Green links: corporate networks and environmental performance

Michał Dzieliński and Lu Liu, both at the Finance section, recently got their article "Green links: corporate networks and environmental performance" accepted for publication in the Review of Finance, one of the top journals in finance.

In the article, Michał Dzieliński and Lu Liu and their coauthors (Hossein Asgharian at Lund University and Zahra Hashemzadeh at Saxo Bank) investigate the propagation of corporate environmental performance among competitors as well as from customers to suppliers and vice versa. Importantly, they focus on an objective measure of environmental performance, carbon intensity, defined as a company’s CO2-equivalent emissions in tons divided by its revenue in USD million.

- **REQUEST A**
Reproduce verbatim the entries starting at the line that contains "highlight-label: Lạm phát cơ bản — [74, 621, 163, 633]" and ending at the line that contains "icon-circle — [480, 410, 530, 460]", including both of those lines.

[Records from a collection]

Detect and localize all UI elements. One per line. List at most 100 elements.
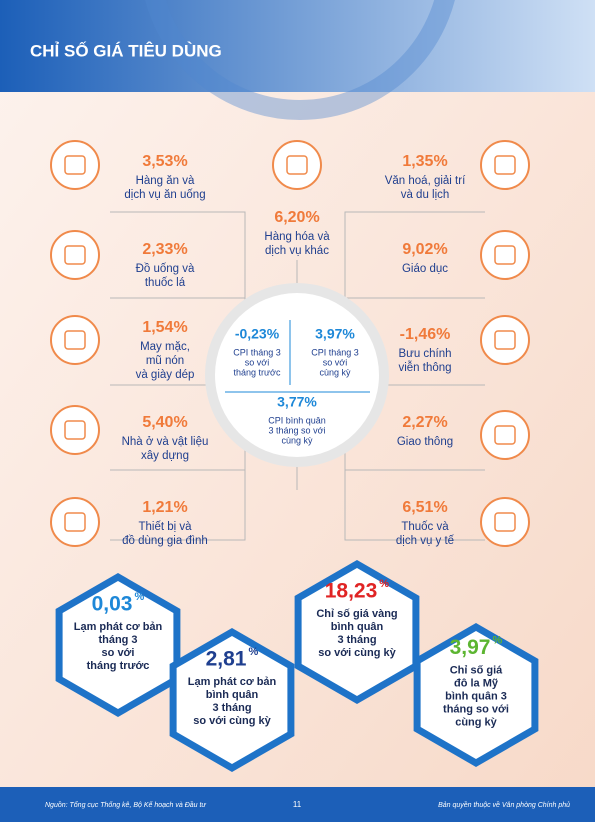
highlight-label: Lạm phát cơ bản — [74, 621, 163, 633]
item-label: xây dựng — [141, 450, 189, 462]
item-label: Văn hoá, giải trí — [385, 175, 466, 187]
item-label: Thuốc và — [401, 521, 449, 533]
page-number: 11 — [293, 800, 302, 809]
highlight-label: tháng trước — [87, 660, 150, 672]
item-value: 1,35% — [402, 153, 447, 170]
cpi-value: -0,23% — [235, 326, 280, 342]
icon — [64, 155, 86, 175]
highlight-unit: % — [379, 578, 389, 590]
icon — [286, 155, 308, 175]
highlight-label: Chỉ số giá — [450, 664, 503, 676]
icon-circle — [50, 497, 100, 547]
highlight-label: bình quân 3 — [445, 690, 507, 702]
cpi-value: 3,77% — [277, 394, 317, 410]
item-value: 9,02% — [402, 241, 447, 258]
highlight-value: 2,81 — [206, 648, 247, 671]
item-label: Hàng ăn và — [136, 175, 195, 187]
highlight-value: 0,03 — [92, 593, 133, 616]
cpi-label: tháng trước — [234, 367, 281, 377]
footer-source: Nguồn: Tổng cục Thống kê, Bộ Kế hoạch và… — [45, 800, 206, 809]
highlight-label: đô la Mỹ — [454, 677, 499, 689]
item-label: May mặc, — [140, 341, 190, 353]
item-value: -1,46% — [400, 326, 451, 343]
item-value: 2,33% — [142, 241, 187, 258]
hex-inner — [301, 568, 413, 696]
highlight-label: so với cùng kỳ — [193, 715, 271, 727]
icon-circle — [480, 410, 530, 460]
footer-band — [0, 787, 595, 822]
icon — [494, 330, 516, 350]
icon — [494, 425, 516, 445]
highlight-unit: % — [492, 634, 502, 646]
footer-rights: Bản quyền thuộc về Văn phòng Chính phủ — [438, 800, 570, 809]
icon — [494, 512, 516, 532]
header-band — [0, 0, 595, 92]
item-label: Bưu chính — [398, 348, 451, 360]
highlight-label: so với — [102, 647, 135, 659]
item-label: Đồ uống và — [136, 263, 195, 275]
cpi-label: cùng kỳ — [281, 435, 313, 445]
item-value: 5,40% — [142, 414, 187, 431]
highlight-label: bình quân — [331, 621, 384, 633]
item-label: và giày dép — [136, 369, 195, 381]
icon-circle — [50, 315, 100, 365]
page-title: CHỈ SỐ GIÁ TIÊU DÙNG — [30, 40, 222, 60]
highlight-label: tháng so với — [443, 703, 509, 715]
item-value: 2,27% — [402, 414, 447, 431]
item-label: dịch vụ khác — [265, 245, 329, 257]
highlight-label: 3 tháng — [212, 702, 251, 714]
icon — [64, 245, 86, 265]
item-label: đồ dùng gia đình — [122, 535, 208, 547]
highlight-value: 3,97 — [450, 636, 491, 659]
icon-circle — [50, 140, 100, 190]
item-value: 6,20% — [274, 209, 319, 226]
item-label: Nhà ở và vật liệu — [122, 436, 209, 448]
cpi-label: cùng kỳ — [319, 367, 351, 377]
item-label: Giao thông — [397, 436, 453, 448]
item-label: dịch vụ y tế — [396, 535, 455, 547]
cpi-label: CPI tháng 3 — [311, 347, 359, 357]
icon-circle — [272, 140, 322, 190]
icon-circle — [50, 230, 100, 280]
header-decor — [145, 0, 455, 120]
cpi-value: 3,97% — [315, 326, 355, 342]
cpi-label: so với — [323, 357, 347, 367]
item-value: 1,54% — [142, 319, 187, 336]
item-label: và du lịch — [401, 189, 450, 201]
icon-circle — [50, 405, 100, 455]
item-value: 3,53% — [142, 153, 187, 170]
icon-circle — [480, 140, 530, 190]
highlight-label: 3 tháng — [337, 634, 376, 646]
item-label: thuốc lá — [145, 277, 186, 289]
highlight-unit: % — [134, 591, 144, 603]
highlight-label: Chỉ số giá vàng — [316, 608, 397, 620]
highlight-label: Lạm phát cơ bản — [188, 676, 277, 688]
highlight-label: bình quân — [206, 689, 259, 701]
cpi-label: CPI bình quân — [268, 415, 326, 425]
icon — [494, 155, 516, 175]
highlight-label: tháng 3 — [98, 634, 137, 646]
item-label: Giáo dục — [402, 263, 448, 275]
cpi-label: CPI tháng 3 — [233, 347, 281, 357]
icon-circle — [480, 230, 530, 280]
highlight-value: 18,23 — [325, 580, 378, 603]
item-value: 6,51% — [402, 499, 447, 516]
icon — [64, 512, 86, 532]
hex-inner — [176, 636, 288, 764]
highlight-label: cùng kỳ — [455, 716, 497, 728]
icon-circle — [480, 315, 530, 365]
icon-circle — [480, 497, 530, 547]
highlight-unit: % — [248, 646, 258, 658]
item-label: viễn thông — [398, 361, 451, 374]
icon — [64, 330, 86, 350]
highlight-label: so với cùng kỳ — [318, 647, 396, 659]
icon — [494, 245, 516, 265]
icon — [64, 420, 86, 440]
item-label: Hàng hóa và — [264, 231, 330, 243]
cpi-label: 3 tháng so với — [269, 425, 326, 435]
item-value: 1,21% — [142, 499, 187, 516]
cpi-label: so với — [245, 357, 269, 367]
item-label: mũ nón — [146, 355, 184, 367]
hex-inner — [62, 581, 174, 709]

- **REQUEST B**
Name every person mentioned in the text about the green links article.

- **RESPONSE A**
highlight-label: Lạm phát cơ bản — [74, 621, 163, 633]
item-label: xây dựng — [141, 450, 189, 462]
item-label: Văn hoá, giải trí — [385, 175, 466, 187]
item-label: Thuốc và — [401, 521, 449, 533]
page-number: 11 — [293, 800, 302, 809]
highlight-label: tháng trước — [87, 660, 150, 672]
item-value: 1,35% — [402, 153, 447, 170]
cpi-value: -0,23% — [235, 326, 280, 342]
icon — [64, 155, 86, 175]
highlight-unit: % — [379, 578, 389, 590]
icon — [286, 155, 308, 175]
highlight-label: Chỉ số giá — [450, 664, 503, 676]
icon-circle — [50, 497, 100, 547]
highlight-label: bình quân 3 — [445, 690, 507, 702]
cpi-value: 3,77% — [277, 394, 317, 410]
item-value: 9,02% — [402, 241, 447, 258]
highlight-value: 2,81 — [206, 648, 247, 671]
item-label: Hàng ăn và — [136, 175, 195, 187]
highlight-value: 0,03 — [92, 593, 133, 616]
cpi-label: tháng trước — [234, 367, 281, 377]
footer-source: Nguồn: Tổng cục Thống kê, Bộ Kế hoạch và… — [45, 800, 206, 809]
highlight-label: đô la Mỹ — [454, 677, 499, 689]
item-label: May mặc, — [140, 341, 190, 353]
item-value: -1,46% — [400, 326, 451, 343]
item-value: 2,33% — [142, 241, 187, 258]
hex-inner — [301, 568, 413, 696]
highlight-label: so với cùng kỳ — [193, 715, 271, 727]
icon-circle — [480, 410, 530, 460]

- **RESPONSE B**
Michał Dzieliński, Lu Liu, Hossein Asgharian, Zahra Hashemzadeh